─── Given information

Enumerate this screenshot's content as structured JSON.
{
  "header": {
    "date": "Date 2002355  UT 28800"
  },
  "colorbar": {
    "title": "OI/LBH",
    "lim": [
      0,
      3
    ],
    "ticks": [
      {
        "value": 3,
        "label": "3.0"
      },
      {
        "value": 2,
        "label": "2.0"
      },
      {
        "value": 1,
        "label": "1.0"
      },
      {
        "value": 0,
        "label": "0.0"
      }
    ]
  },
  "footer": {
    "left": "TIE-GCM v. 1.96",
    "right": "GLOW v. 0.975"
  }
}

──────

Above are the records; copy all of them exactly.

Enumerate this screenshot's content as structured JSON.
{
  "header": {
    "date": "Date 2002355  UT 28800"
  },
  "colorbar": {
    "title": "OI/LBH",
    "lim": [
      0,
      3
    ],
    "ticks": [
      {
        "value": 3,
        "label": "3.0"
      },
      {
        "value": 2,
        "label": "2.0"
      },
      {
        "value": 1,
        "label": "1.0"
      },
      {
        "value": 0,
        "label": "0.0"
      }
    ]
  },
  "footer": {
    "left": "TIE-GCM v. 1.96",
    "right": "GLOW v. 0.975"
  }
}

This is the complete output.